▸ PASSAGE GIVEN:

:::::

Saturday, May 29, 2010


Ka ora te tangata

Last Saturday I was a Shanghai subway volunteer.


For a few years now I've been a 超级潜水员, a super-lurker, as somebody recently described me, on Metrofans, a Shanghai-based web forum for subway system enthusiasts (compare: 117 posts on Metrofans since 2006, and 287 posts on Zhangjiang BBS in less than 2 years). A couple years ago I attended an outing organized by the BBS to celebrate the opening of Line 6, had a good time and met some cool people. Lately I've been thinking about practicing my Chinese and getting out of the house a bit more, so I'd been looking for a chance to join another activity. It just happened that on a night I was thinking about this sign-ups for last week's biweekly volunteer activity were opened. After a quick post and private message to the organizer, I was added to the list and noted the time and place on my calendar: People's Square main hall Expo countdown at 2:45.

People's Square main hall Expo countdown at 2:45

Sure enough, by 2:30 a group of young people had formed and I introduced myself to the organizer, who goes by 周瑜的地铁 on the forums. A couple people recognized me from the last time, but most faces were new to me. The volunteers tended to be male (there were 2 girls out of 20-something total), college students or fresh graduates, and very nerdy. There was also a sociology student from ECNU who is carrying out research on this kind of community who I chatted with for a bit.

:::::

▸ GIVEN EXERCISE 1:
Rewrite the subway volunteer post starting at "For a few years" and ending at "countdown at 2:45.", replacing "Metrofans" with "MetroForum".

:::::

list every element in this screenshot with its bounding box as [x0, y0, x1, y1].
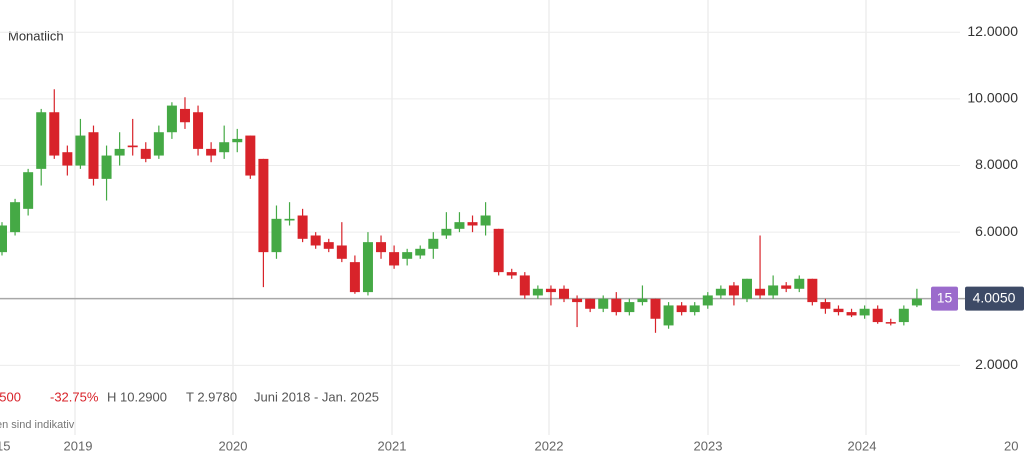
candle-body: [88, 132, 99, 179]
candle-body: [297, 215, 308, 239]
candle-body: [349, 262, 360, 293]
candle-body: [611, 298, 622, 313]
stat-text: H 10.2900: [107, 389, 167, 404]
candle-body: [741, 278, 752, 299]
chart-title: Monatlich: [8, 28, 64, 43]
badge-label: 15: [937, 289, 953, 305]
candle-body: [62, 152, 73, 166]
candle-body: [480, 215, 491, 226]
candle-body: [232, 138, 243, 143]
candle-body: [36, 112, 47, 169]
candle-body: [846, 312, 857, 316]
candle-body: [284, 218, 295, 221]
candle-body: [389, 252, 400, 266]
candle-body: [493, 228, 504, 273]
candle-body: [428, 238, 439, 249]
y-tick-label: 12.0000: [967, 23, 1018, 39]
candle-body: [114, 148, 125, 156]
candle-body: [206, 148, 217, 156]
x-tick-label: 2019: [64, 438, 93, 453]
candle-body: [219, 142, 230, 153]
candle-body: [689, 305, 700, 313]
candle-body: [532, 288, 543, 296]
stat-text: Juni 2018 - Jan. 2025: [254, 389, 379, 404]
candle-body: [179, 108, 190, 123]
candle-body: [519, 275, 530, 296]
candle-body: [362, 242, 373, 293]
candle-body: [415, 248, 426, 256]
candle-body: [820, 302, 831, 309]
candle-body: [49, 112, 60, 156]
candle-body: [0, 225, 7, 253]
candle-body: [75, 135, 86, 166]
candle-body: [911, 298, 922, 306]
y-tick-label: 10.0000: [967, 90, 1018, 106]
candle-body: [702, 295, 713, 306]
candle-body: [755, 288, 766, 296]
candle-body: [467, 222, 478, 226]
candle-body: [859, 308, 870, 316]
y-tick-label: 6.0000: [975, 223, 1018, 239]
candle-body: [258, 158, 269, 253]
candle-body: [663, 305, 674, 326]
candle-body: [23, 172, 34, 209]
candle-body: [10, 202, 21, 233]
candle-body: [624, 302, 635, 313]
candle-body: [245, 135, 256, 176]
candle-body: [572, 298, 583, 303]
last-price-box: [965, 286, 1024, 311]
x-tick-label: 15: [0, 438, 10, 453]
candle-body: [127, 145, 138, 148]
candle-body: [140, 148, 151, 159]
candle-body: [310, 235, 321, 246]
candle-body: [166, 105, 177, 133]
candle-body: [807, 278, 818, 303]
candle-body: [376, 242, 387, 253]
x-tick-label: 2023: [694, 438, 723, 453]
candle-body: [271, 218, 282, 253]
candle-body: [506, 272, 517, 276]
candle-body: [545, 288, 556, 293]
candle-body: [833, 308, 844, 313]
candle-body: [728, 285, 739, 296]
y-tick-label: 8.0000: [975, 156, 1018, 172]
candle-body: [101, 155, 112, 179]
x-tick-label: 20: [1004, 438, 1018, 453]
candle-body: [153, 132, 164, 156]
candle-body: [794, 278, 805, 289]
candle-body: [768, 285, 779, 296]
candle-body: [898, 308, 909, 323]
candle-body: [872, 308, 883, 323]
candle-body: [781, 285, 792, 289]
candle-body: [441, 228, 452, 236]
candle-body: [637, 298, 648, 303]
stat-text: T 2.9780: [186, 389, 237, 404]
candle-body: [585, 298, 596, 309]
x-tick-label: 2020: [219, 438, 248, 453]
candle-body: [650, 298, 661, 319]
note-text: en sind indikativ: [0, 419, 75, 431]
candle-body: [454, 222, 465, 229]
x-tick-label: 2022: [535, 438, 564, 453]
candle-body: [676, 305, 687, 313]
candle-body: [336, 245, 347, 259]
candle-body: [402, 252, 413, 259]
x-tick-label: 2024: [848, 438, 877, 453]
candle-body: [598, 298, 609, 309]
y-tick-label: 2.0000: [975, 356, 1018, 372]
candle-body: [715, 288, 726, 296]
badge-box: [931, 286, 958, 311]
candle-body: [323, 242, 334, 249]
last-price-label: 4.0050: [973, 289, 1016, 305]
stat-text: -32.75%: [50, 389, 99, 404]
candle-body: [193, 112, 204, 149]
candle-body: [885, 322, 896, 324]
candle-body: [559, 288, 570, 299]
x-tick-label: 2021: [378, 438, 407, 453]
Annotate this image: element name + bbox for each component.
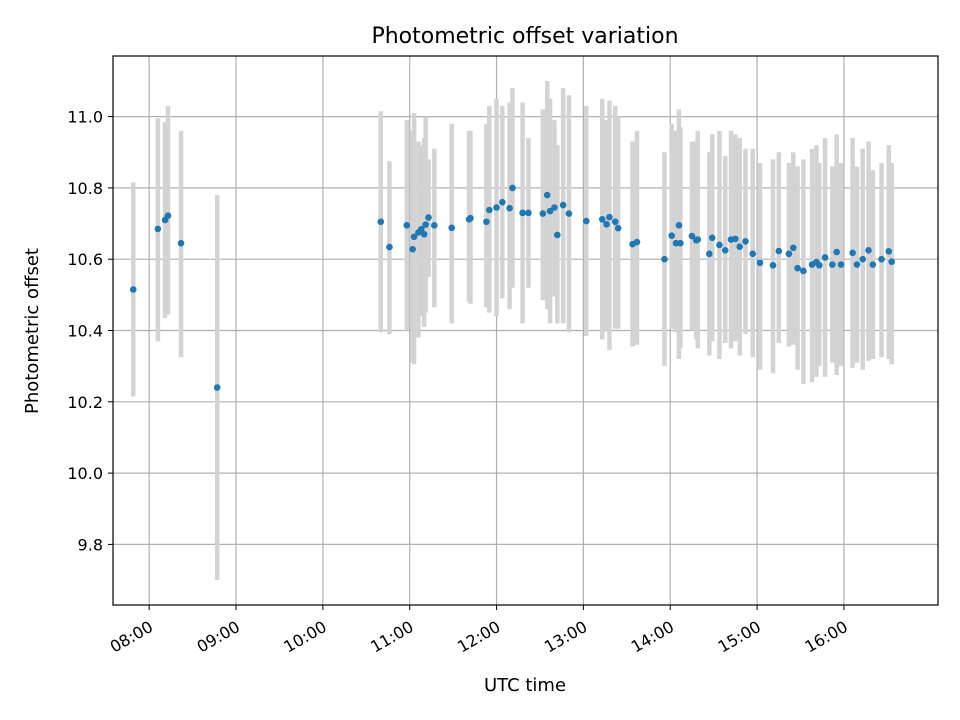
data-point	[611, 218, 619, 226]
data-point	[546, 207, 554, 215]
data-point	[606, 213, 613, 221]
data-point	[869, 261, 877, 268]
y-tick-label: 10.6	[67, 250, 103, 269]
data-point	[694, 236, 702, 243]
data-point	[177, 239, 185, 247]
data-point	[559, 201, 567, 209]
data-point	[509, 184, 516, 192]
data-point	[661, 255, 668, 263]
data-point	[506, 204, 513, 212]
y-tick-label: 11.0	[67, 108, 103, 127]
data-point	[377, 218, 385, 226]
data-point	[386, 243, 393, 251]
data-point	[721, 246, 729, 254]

:::::

▸ GIVEN EXERCISE 2:
Print the lines of the records starting at the line containing "candle-body: [88, 132, 99, 179]" and ending at the line containing "candle-body: [846, 312, 857, 316]", reproducing each one unchanged.

▸ FINAL ANSWER 1:
For a few years now I've been a 超级潜水员, a super-lurker, as somebody recently described me, on MetroForum, a Shanghai-based web forum for subway system enthusiasts (compare: 117 posts on MetroForum since 2006, and 287 posts on Zhangjiang BBS in less than 2 years). A couple years ago I attended an outing organized by the BBS to celebrate the opening of Line 6, had a good time and met some cool people. Lately I've been thinking about practicing my Chinese and getting out of the house a bit more, so I'd been looking for a chance to join another activity. It just happened that on a night I was thinking about this sign-ups for last week's biweekly volunteer activity were opened. After a quick post and private message to the organizer, I was added to the list and noted the time and place on my calendar: People's Square main hall Expo countdown at 2:45.

▸ FINAL ANSWER 2:
candle-body: [88, 132, 99, 179]
candle-body: [297, 215, 308, 239]
candle-body: [349, 262, 360, 293]
candle-body: [611, 298, 622, 313]
stat-text: H 10.2900: [107, 389, 167, 404]
candle-body: [741, 278, 752, 299]
chart-title: Monatlich: [8, 28, 64, 43]
badge-label: 15: [937, 289, 953, 305]
candle-body: [62, 152, 73, 166]
candle-body: [480, 215, 491, 226]
candle-body: [232, 138, 243, 143]
candle-body: [36, 112, 47, 169]
candle-body: [846, 312, 857, 316]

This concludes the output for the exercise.